## [Written exercise]
Restate the full set of records exactly, word for word.

## [Available records]
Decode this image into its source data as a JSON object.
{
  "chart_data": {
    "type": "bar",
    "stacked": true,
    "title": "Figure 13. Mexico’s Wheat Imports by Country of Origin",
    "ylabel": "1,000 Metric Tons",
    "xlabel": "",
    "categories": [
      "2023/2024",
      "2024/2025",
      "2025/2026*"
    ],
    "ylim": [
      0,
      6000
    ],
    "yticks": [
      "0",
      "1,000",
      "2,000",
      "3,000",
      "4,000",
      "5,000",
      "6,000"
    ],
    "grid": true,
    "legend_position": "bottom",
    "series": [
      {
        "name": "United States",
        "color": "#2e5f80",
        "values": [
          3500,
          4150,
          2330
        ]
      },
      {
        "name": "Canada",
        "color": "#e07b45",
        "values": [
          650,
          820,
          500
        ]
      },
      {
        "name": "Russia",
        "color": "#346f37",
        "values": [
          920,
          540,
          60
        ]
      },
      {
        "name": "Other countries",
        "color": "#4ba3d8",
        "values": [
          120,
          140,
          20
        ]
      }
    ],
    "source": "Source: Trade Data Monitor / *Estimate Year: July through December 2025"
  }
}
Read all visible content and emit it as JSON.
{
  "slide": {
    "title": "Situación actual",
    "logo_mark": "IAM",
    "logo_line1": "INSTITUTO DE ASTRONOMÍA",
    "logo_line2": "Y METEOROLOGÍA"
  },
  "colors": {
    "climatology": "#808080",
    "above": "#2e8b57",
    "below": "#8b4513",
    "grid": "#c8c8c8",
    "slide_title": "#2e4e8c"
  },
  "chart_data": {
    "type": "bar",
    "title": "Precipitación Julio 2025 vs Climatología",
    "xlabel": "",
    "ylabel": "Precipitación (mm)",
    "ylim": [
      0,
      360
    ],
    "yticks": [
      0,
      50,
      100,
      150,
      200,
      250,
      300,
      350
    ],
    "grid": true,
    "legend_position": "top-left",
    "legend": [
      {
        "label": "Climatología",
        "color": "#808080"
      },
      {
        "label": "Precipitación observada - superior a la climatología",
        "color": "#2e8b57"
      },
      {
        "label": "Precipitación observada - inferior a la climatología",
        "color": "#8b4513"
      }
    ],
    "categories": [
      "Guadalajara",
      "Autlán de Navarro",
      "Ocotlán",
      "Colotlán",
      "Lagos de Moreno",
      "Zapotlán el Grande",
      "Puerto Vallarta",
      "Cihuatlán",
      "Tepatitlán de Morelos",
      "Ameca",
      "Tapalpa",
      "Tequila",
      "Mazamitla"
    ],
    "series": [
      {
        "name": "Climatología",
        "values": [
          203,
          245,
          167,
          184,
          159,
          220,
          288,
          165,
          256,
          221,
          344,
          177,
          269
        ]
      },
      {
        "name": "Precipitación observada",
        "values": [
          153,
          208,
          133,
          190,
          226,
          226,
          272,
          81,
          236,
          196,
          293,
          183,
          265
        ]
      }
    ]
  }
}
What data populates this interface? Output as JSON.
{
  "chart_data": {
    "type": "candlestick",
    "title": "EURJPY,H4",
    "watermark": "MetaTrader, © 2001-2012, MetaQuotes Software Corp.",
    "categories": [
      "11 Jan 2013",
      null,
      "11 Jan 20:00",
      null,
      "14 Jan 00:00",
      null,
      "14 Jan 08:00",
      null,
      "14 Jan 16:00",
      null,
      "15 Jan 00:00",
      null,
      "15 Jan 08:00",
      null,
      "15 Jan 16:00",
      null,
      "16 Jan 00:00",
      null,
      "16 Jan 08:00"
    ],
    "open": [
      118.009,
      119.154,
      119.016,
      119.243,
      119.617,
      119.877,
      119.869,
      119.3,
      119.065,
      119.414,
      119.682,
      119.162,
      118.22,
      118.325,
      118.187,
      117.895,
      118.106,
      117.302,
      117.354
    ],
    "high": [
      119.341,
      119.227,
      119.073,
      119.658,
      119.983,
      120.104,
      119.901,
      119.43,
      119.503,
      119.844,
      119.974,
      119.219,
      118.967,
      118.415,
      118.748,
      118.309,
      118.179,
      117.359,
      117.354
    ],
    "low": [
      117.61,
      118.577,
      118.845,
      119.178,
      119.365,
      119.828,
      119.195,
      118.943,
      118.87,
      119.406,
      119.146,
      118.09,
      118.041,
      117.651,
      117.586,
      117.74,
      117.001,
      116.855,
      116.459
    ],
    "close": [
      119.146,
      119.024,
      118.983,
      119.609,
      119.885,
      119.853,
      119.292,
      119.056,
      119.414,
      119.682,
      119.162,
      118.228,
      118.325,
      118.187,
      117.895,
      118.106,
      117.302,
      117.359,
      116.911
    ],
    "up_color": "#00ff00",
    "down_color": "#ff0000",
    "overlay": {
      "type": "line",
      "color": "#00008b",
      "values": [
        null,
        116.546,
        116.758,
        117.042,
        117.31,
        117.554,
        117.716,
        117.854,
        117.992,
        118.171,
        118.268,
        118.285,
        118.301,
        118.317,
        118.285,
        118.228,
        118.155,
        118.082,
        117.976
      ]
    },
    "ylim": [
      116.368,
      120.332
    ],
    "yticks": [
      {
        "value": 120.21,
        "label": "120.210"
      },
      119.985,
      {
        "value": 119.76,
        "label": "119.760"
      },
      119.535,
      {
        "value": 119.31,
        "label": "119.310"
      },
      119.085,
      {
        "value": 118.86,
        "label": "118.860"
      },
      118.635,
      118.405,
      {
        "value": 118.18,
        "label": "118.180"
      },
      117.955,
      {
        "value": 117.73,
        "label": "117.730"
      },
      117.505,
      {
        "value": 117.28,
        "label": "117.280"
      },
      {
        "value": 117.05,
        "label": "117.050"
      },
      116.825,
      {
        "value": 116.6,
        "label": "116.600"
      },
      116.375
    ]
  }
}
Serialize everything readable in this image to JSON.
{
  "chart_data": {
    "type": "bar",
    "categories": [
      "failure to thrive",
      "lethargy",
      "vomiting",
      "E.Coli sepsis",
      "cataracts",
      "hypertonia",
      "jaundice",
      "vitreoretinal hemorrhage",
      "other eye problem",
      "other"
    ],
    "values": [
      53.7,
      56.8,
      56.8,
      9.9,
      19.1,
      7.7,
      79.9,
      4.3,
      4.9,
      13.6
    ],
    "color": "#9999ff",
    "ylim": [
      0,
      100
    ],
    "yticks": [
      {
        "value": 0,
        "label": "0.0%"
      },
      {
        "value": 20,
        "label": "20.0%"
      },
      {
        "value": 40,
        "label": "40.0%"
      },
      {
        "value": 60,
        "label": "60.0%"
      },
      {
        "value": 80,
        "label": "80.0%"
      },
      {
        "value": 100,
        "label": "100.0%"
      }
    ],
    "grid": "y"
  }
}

## [Task solution]
Decode this image into its source data as a JSON object.
{
  "chart_data": {
    "type": "bar",
    "stacked": true,
    "title": "Figure 13. Mexico’s Wheat Imports by Country of Origin",
    "ylabel": "1,000 Metric Tons",
    "xlabel": "",
    "categories": [
      "2023/2024",
      "2024/2025",
      "2025/2026*"
    ],
    "ylim": [
      0,
      6000
    ],
    "yticks": [
      "0",
      "1,000",
      "2,000",
      "3,000",
      "4,000",
      "5,000",
      "6,000"
    ],
    "grid": true,
    "legend_position": "bottom",
    "series": [
      {
        "name": "United States",
        "color": "#2e5f80",
        "values": [
          3500,
          4150,
          2330
        ]
      },
      {
        "name": "Canada",
        "color": "#e07b45",
        "values": [
          650,
          820,
          500
        ]
      },
      {
        "name": "Russia",
        "color": "#346f37",
        "values": [
          920,
          540,
          60
        ]
      },
      {
        "name": "Other countries",
        "color": "#4ba3d8",
        "values": [
          120,
          140,
          20
        ]
      }
    ],
    "source": "Source: Trade Data Monitor / *Estimate Year: July through December 2025"
  }
}
Read all visible content and emit it as JSON.
{
  "slide": {
    "title": "Situación actual",
    "logo_mark": "IAM",
    "logo_line1": "INSTITUTO DE ASTRONOMÍA",
    "logo_line2": "Y METEOROLOGÍA"
  },
  "colors": {
    "climatology": "#808080",
    "above": "#2e8b57",
    "below": "#8b4513",
    "grid": "#c8c8c8",
    "slide_title": "#2e4e8c"
  },
  "chart_data": {
    "type": "bar",
    "title": "Precipitación Julio 2025 vs Climatología",
    "xlabel": "",
    "ylabel": "Precipitación (mm)",
    "ylim": [
      0,
      360
    ],
    "yticks": [
      0,
      50,
      100,
      150,
      200,
      250,
      300,
      350
    ],
    "grid": true,
    "legend_position": "top-left",
    "legend": [
      {
        "label": "Climatología",
        "color": "#808080"
      },
      {
        "label": "Precipitación observada - superior a la climatología",
        "color": "#2e8b57"
      },
      {
        "label": "Precipitación observada - inferior a la climatología",
        "color": "#8b4513"
      }
    ],
    "categories": [
      "Guadalajara",
      "Autlán de Navarro",
      "Ocotlán",
      "Colotlán",
      "Lagos de Moreno",
      "Zapotlán el Grande",
      "Puerto Vallarta",
      "Cihuatlán",
      "Tepatitlán de Morelos",
      "Ameca",
      "Tapalpa",
      "Tequila",
      "Mazamitla"
    ],
    "series": [
      {
        "name": "Climatología",
        "values": [
          203,
          245,
          167,
          184,
          159,
          220,
          288,
          165,
          256,
          221,
          344,
          177,
          269
        ]
      },
      {
        "name": "Precipitación observada",
        "values": [
          153,
          208,
          133,
          190,
          226,
          226,
          272,
          81,
          236,
          196,
          293,
          183,
          265
        ]
      }
    ]
  }
}
What data populates this interface? Output as JSON.
{
  "chart_data": {
    "type": "candlestick",
    "title": "EURJPY,H4",
    "watermark": "MetaTrader, © 2001-2012, MetaQuotes Software Corp.",
    "categories": [
      "11 Jan 2013",
      null,
      "11 Jan 20:00",
      null,
      "14 Jan 00:00",
      null,
      "14 Jan 08:00",
      null,
      "14 Jan 16:00",
      null,
      "15 Jan 00:00",
      null,
      "15 Jan 08:00",
      null,
      "15 Jan 16:00",
      null,
      "16 Jan 00:00",
      null,
      "16 Jan 08:00"
    ],
    "open": [
      118.009,
      119.154,
      119.016,
      119.243,
      119.617,
      119.877,
      119.869,
      119.3,
      119.065,
      119.414,
      119.682,
      119.162,
      118.22,
      118.325,
      118.187,
      117.895,
      118.106,
      117.302,
      117.354
    ],
    "high": [
      119.341,
      119.227,
      119.073,
      119.658,
      119.983,
      120.104,
      119.901,
      119.43,
      119.503,
      119.844,
      119.974,
      119.219,
      118.967,
      118.415,
      118.748,
      118.309,
      118.179,
      117.359,
      117.354
    ],
    "low": [
      117.61,
      118.577,
      118.845,
      119.178,
      119.365,
      119.828,
      119.195,
      118.943,
      118.87,
      119.406,
      119.146,
      118.09,
      118.041,
      117.651,
      117.586,
      117.74,
      117.001,
      116.855,
      116.459
    ],
    "close": [
      119.146,
      119.024,
      118.983,
      119.609,
      119.885,
      119.853,
      119.292,
      119.056,
      119.414,
      119.682,
      119.162,
      118.228,
      118.325,
      118.187,
      117.895,
      118.106,
      117.302,
      117.359,
      116.911
    ],
    "up_color": "#00ff00",
    "down_color": "#ff0000",
    "overlay": {
      "type": "line",
      "color": "#00008b",
      "values": [
        null,
        116.546,
        116.758,
        117.042,
        117.31,
        117.554,
        117.716,
        117.854,
        117.992,
        118.171,
        118.268,
        118.285,
        118.301,
        118.317,
        118.285,
        118.228,
        118.155,
        118.082,
        117.976
      ]
    },
    "ylim": [
      116.368,
      120.332
    ],
    "yticks": [
      {
        "value": 120.21,
        "label": "120.210"
      },
      119.985,
      {
        "value": 119.76,
        "label": "119.760"
      },
      119.535,
      {
        "value": 119.31,
        "label": "119.310"
      },
      119.085,
      {
        "value": 118.86,
        "label": "118.860"
      },
      118.635,
      118.405,
      {
        "value": 118.18,
        "label": "118.180"
      },
      117.955,
      {
        "value": 117.73,
        "label": "117.730"
      },
      117.505,
      {
        "value": 117.28,
        "label": "117.280"
      },
      {
        "value": 117.05,
        "label": "117.050"
      },
      116.825,
      {
        "value": 116.6,
        "label": "116.600"
      },
      116.375
    ]
  }
}
Serialize everything readable in this image to JSON.
{
  "chart_data": {
    "type": "bar",
    "categories": [
      "failure to thrive",
      "lethargy",
      "vomiting",
      "E.Coli sepsis",
      "cataracts",
      "hypertonia",
      "jaundice",
      "vitreoretinal hemorrhage",
      "other eye problem",
      "other"
    ],
    "values": [
      53.7,
      56.8,
      56.8,
      9.9,
      19.1,
      7.7,
      79.9,
      4.3,
      4.9,
      13.6
    ],
    "color": "#9999ff",
    "ylim": [
      0,
      100
    ],
    "yticks": [
      {
        "value": 0,
        "label": "0.0%"
      },
      {
        "value": 20,
        "label": "20.0%"
      },
      {
        "value": 40,
        "label": "40.0%"
      },
      {
        "value": 60,
        "label": "60.0%"
      },
      {
        "value": 80,
        "label": "80.0%"
      },
      {
        "value": 100,
        "label": "100.0%"
      }
    ],
    "grid": "y"
  }
}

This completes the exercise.